Task: Without changing a character, return the entries, but not the images they hold.
--- start of Data lines ---
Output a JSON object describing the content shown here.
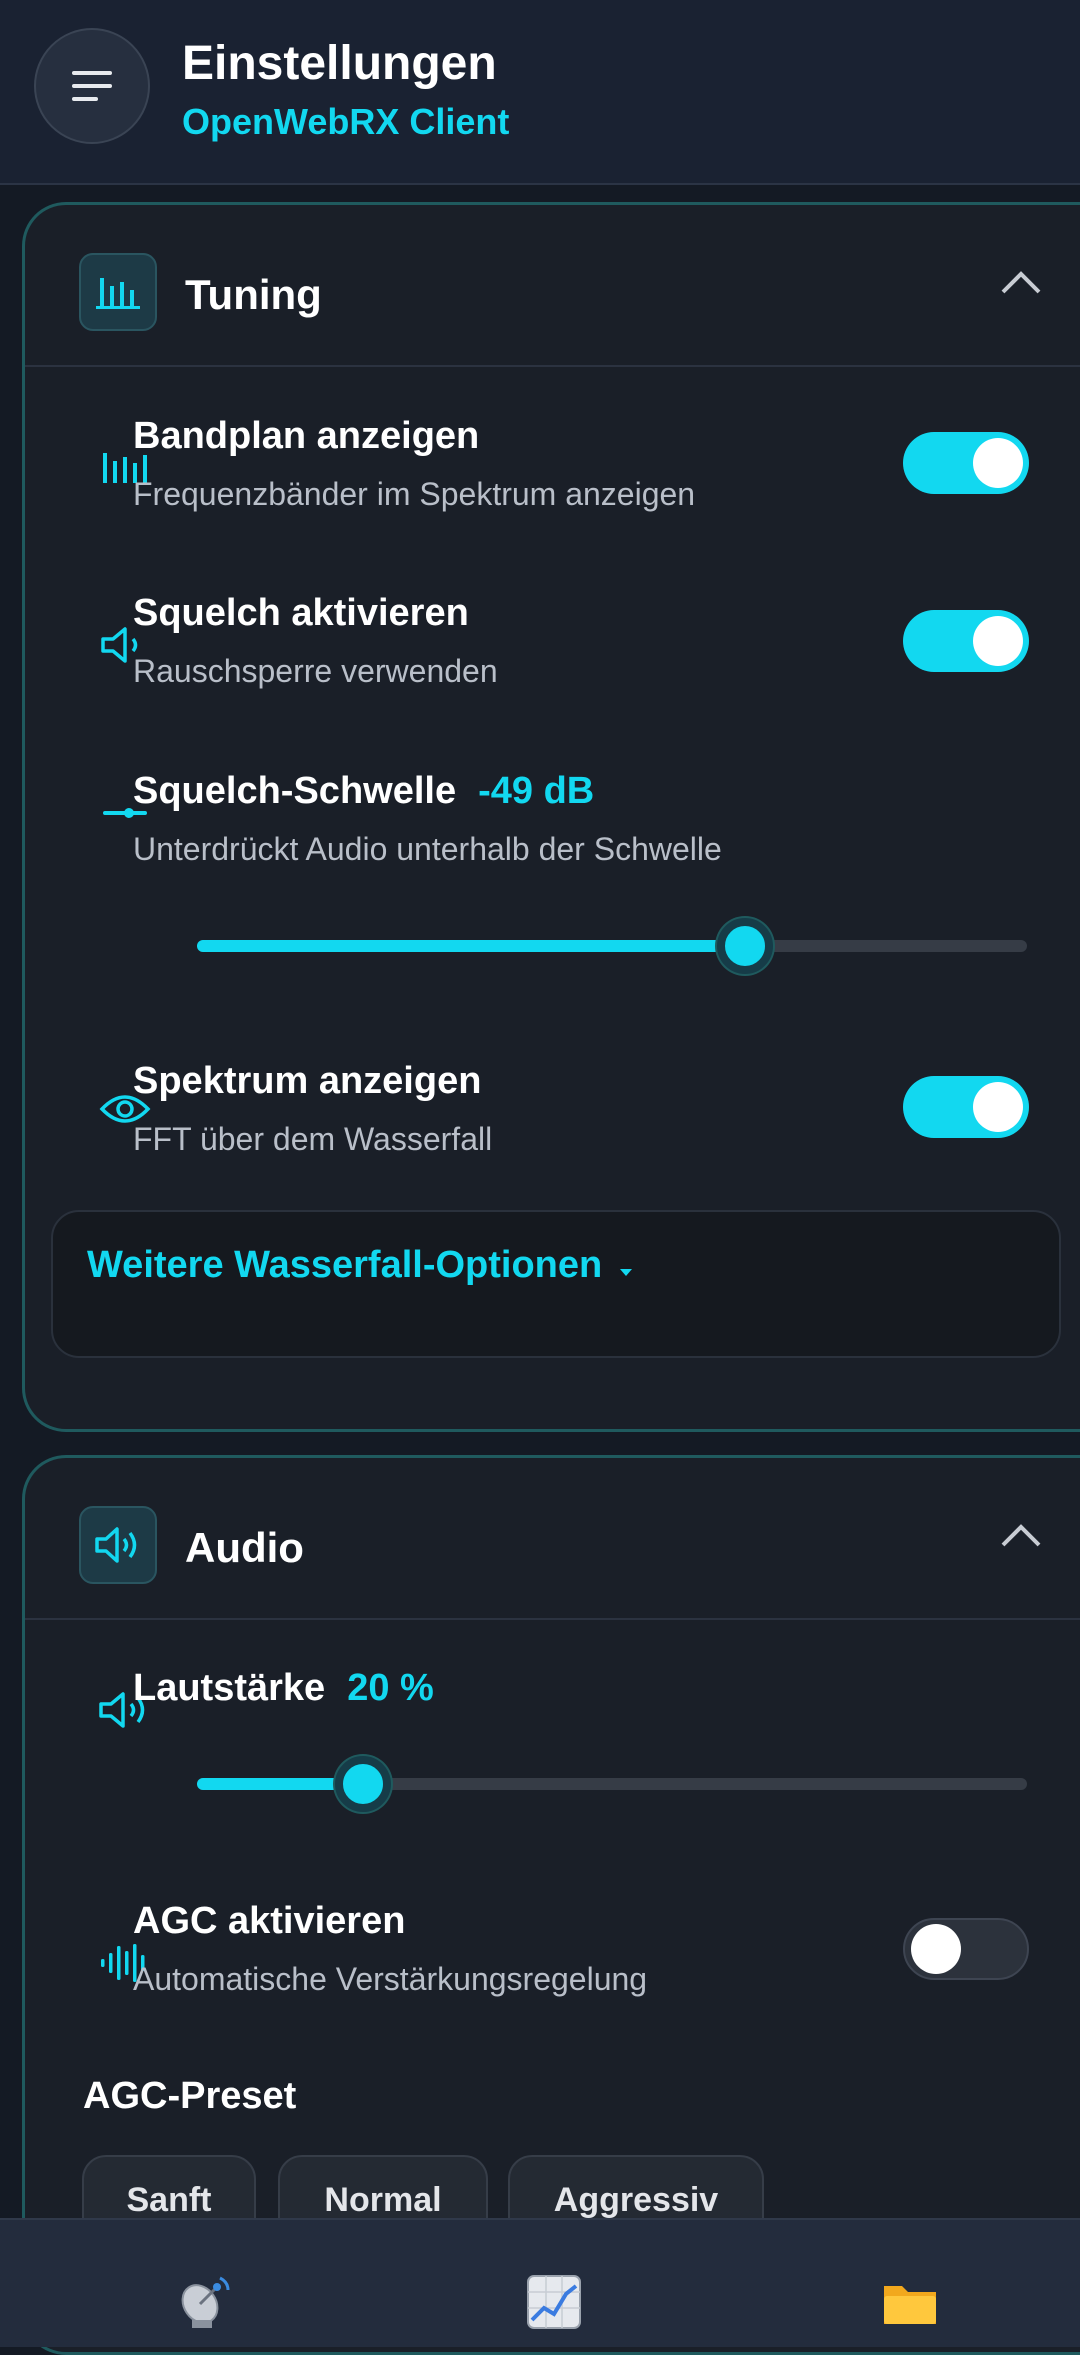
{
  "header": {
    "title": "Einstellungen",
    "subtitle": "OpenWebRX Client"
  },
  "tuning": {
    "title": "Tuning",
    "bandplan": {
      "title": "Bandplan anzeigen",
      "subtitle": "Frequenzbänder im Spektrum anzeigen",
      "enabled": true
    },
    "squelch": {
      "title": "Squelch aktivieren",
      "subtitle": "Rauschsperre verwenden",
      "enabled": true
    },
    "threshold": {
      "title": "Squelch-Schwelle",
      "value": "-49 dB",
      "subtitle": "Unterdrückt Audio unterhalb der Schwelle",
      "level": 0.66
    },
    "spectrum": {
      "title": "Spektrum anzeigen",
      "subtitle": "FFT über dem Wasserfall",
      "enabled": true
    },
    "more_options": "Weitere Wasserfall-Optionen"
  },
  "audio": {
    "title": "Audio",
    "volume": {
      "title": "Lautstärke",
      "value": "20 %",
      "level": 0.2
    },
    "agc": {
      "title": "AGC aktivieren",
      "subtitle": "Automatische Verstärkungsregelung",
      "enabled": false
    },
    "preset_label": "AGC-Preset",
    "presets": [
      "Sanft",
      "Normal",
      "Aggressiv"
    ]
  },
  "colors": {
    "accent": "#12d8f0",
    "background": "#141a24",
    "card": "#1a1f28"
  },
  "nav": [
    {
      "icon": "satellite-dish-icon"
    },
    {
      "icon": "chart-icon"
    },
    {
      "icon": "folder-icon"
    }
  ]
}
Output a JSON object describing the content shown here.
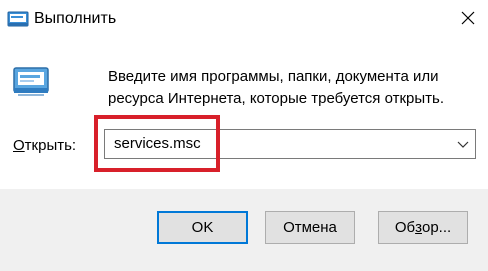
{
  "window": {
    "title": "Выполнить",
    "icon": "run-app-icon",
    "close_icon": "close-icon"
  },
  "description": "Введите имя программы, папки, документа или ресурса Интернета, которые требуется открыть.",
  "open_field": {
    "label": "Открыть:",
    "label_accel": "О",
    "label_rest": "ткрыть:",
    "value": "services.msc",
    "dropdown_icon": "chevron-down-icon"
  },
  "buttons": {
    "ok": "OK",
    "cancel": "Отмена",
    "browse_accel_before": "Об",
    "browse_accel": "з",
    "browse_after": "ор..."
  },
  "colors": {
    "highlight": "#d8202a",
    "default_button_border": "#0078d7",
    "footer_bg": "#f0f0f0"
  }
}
--- end of Data lines ---
Result of the task:
Output a JSON object describing the content shown here.
{
  "header": {
    "title": "Einstellungen",
    "subtitle": "OpenWebRX Client"
  },
  "tuning": {
    "title": "Tuning",
    "bandplan": {
      "title": "Bandplan anzeigen",
      "subtitle": "Frequenzbänder im Spektrum anzeigen",
      "enabled": true
    },
    "squelch": {
      "title": "Squelch aktivieren",
      "subtitle": "Rauschsperre verwenden",
      "enabled": true
    },
    "threshold": {
      "title": "Squelch-Schwelle",
      "value": "-49 dB",
      "subtitle": "Unterdrückt Audio unterhalb der Schwelle",
      "level": 0.66
    },
    "spectrum": {
      "title": "Spektrum anzeigen",
      "subtitle": "FFT über dem Wasserfall",
      "enabled": true
    },
    "more_options": "Weitere Wasserfall-Optionen"
  },
  "audio": {
    "title": "Audio",
    "volume": {
      "title": "Lautstärke",
      "value": "20 %",
      "level": 0.2
    },
    "agc": {
      "title": "AGC aktivieren",
      "subtitle": "Automatische Verstärkungsregelung",
      "enabled": false
    },
    "preset_label": "AGC-Preset",
    "presets": [
      "Sanft",
      "Normal",
      "Aggressiv"
    ]
  },
  "colors": {
    "accent": "#12d8f0",
    "background": "#141a24",
    "card": "#1a1f28"
  },
  "nav": [
    {
      "icon": "satellite-dish-icon"
    },
    {
      "icon": "chart-icon"
    },
    {
      "icon": "folder-icon"
    }
  ]
}
Output a JSON object describing the content shown here.
{
  "window": {
    "title": "Выполнить",
    "icon": "run-app-icon",
    "close_icon": "close-icon"
  },
  "description": "Введите имя программы, папки, документа или ресурса Интернета, которые требуется открыть.",
  "open_field": {
    "label": "Открыть:",
    "label_accel": "О",
    "label_rest": "ткрыть:",
    "value": "services.msc",
    "dropdown_icon": "chevron-down-icon"
  },
  "buttons": {
    "ok": "OK",
    "cancel": "Отмена",
    "browse_accel_before": "Об",
    "browse_accel": "з",
    "browse_after": "ор..."
  },
  "colors": {
    "highlight": "#d8202a",
    "default_button_border": "#0078d7",
    "footer_bg": "#f0f0f0"
  }
}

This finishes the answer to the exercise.